Tasks to perform:
A. In the text on removing airway foreign bodies, reproduce the passage from "This section describes" to "removed with forceps.".
B. Pick up the text on removing airway foreign bodies after its last sentence and continue it.

──────── Source text

Source: “Erdnussaspiration 3j - Roe pa - 001.jpg” by Hellerhoff, Wikimedia Commons, licensed under CC BY-SA 3.0. The supplementary image with overlays of relevant areas was adapted from the image mentioned above and licensed under CC BY-SA 3.0.
Treatment
Emergency management of suspected FBA is covered in the “Initial management” sections above.
This section describes procedures to remove a FB in stable/stabilized patients if CPR or initial maneuvers to dislodge the aspirated FB have failed.
Planned removal of an upper airway FB
- Indication: stable patients with an upper airway FB if attempted maneuvers to dislodge an aspirated FB have failed
-
Anesthetic considerations [15][31]
- Local anesthesia (1% topical lidocaine) can be considered in alert, cooperative patients with an oropharyngeal FB.
- If general anesthesia is required, IV induction with spontaneous breathing or smooth mask inhaled anesthesia is preferred. [5]
- Modalities: laryngoscopy (or nasal endoscopy)
- Procedure: Under direct visualization, the object is grasped and removed with forceps.
- Risks: Dislodgement of the object can lead to complete airway obstruction; keep equipment on hand to create an emergency surgical airway if needed.

────────────────
──────── Stored data

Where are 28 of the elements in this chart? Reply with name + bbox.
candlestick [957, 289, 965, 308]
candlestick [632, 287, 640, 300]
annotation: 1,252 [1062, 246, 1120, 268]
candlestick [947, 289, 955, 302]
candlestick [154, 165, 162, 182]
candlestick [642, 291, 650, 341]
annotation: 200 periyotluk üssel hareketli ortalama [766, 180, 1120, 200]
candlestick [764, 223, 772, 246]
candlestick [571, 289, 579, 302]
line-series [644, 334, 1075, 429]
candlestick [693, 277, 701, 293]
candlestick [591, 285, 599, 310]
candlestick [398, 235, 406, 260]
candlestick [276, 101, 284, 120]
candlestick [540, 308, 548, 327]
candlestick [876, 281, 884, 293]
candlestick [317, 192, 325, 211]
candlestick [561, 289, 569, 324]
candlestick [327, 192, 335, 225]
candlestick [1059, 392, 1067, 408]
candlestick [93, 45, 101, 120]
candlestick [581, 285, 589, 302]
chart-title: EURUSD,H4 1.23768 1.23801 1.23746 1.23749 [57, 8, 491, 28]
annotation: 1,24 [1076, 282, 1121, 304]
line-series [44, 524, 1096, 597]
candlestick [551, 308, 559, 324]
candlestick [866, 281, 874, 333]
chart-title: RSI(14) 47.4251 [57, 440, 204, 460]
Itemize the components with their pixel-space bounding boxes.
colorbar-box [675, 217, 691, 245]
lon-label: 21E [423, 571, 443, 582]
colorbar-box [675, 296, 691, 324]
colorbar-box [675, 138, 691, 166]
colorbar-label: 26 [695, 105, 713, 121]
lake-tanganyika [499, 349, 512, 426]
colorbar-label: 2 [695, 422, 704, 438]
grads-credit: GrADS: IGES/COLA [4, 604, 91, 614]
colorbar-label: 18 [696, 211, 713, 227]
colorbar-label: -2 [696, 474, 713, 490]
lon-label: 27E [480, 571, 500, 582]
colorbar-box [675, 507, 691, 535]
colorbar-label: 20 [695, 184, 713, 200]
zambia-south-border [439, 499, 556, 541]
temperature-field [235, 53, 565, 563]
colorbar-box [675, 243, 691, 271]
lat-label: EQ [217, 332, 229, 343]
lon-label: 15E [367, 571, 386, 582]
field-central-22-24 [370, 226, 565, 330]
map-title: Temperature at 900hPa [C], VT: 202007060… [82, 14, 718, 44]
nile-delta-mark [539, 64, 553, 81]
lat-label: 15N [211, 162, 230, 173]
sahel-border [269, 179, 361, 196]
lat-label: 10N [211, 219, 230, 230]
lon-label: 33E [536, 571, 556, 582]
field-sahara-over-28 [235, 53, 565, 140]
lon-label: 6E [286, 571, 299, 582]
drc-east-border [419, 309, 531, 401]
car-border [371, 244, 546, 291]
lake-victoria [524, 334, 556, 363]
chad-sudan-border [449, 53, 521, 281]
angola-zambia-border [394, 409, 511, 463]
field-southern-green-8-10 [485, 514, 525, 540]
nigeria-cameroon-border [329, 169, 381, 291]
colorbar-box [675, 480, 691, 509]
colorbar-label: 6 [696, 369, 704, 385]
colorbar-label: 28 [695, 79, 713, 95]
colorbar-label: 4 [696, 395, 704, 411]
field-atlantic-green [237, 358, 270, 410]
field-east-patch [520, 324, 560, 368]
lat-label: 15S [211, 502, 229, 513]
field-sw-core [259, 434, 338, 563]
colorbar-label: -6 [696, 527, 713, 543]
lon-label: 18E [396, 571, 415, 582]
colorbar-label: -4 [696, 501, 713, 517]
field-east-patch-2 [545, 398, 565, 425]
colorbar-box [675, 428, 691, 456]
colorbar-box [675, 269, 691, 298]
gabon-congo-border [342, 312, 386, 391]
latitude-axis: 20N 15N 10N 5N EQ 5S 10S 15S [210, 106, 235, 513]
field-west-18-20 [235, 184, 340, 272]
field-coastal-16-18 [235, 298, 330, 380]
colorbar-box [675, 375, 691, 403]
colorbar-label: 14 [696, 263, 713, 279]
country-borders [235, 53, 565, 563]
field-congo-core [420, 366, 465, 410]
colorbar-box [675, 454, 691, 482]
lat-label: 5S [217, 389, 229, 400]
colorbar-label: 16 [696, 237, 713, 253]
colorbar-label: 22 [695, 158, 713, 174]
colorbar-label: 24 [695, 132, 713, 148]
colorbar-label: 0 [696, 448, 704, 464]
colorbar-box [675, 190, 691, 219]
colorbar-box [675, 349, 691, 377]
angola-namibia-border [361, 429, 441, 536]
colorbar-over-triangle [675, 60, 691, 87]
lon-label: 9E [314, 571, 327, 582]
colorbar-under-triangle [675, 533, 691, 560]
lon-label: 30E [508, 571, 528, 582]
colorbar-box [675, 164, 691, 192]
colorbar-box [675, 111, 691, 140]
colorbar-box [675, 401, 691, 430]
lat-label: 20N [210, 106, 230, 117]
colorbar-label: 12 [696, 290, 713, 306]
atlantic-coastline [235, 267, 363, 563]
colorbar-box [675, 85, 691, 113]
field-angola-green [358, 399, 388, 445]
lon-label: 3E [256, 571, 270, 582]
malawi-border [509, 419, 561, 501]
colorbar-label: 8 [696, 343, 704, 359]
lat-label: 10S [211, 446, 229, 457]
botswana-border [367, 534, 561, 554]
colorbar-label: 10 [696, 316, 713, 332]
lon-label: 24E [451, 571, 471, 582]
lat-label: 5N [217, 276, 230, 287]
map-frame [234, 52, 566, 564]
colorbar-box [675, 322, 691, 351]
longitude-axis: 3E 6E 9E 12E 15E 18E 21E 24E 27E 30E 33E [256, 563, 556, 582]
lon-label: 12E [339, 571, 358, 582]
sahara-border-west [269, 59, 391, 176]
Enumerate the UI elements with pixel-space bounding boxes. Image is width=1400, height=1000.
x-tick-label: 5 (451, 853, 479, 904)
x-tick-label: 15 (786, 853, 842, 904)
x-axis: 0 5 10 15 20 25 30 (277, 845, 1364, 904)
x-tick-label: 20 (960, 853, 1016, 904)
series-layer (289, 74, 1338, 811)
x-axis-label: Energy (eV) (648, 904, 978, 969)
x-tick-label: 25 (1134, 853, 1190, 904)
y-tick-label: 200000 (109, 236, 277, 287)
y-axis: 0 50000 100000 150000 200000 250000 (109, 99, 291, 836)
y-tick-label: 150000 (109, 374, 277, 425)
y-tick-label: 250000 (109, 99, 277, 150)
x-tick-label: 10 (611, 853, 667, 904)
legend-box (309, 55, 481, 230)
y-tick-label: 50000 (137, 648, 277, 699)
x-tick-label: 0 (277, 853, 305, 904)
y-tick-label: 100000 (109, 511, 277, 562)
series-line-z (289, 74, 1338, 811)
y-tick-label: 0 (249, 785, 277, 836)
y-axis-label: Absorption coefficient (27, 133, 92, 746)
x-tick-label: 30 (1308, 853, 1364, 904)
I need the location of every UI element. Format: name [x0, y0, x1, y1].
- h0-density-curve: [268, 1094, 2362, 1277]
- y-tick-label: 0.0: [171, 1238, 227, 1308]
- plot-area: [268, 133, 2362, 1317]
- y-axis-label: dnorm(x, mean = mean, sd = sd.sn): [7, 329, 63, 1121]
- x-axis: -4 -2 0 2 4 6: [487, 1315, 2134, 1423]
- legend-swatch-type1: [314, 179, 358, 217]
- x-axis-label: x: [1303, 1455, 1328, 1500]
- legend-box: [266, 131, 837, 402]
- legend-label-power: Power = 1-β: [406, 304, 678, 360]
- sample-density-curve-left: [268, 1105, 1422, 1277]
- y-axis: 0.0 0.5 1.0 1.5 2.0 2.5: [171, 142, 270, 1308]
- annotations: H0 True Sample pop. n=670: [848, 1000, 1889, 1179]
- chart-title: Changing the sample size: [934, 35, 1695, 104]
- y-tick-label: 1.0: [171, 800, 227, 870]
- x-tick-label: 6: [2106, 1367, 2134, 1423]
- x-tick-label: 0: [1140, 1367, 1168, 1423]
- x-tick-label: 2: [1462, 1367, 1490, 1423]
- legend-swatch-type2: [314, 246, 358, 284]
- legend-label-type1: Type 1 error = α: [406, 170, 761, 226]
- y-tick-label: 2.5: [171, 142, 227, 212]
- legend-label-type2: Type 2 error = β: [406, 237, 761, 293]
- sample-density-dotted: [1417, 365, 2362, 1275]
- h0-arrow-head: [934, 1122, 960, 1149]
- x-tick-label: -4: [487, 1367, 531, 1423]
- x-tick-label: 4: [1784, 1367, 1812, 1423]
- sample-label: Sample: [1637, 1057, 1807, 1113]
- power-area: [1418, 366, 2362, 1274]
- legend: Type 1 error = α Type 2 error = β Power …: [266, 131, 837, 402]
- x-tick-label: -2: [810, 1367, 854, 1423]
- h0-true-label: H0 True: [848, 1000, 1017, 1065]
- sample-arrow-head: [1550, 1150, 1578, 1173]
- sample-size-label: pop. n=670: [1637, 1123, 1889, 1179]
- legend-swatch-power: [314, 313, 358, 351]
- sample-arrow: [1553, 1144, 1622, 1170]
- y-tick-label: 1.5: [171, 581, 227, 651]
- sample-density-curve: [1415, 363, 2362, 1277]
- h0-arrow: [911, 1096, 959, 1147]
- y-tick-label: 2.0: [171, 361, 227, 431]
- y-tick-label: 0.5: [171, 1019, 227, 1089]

────────────────

Responses:
A.
This section describes procedures to remove a FB in stable/stabilized patients if CPR or initial maneuvers to dislodge the aspirated FB have failed.
Planned removal of an upper airway FB
- Indication: stable patients with an upper airway FB if attempted maneuvers to dislodge an aspirated FB have failed
-
Anesthetic considerations [15][31]
- Local anesthesia (1% topical lidocaine) can be considered in alert, cooperative patients with an oropharyngeal FB.
- If general anesthesia is required, IV induction with spontaneous breathing or smooth mask inhaled anesthesia is preferred. [5]
- Modalities: laryngoscopy (or nasal endoscopy)
- Procedure: Under direct visualization, the object is grasped and removed with forceps.

B.
Avoid positive pressure ventilation (e.g., bag-mask ventilation) during anesthesia induction in patients with suspected upper airway FBA as it can dislodge the FB more distally. [31]
Planned removal of a lower airway FB
Bronchoscopy (gold standard) [2]
- Indication: stable patients with confirmed/suspected lower airway FB if first-aid attempts to dislodge the FB have failed
- Type: flexible bronchoscopy or rigid bronchoscopy (see “Bronchoscopy choice in FBA”)
- Procedure: retrieval of the FB under direct vision [2]
-
Risks [32]
- Complete airway obstruction during removal; keep equipment on hand to create an emergency surgical airway if needed.[2]
- Pneumothorax
- Bleeding
- Infection (see “Aspiration pneumonia”)
- Injury of the tracheal/bronchial wall
-
Additional considerations: management of granulation tissue [2]
- Consider parenteral corticosteroids (e.g., methylprednisolone ) prior to bronchoscopy to reduce inflammation and assist FB removal. [2][33]
- Removal of granulation tissue during bronchoscopy may be required to prevent airway stenosis.
| Bronchoscopy choice in FBA [2][34] | |||
|---|---|---|---|
| Indications | Advantages | Disadvantages | |
| Flexible bronchoscopy |
|
|
|
| Rigid bronchoscopy |
|
|
|
Surgical management [2][33]
-
Indications
- Failure of bronchoscopy to remove the FB
- Destruction of surrounding lung tissue (e.g., bronchiectasis) in delayed presentations [35][36]
- Procedure: thoracotomy with bronchotomy or segmental resection
Acute management checklist
All patients
- Assess for signs of complete airway obstruction.
- Prioritize airway management and oxygenation.
Suspected complete airway obstruction
Unresponsive patient
- Start CPR
- Failure to dislodge FB with CPR: Proceed to emergency airway procedures for FBA.
Responsive patient
- Initiate maneuvers to dislodge the aspirated FB.
- Initial maneuver (all ages): Perform back blows.
- If ineffective
- Adults and children ≥ 1 year old: Perform abdominal thrusts.
- Infants: Perform chest thrusts.
Suspected partial upper airway FB obstruction or suspected lower airway FBA
- Encourage coughing.
- Provide oxygen if hypoxic.
- Urgent ENT consult (upper airway) or pneumology (lower airway)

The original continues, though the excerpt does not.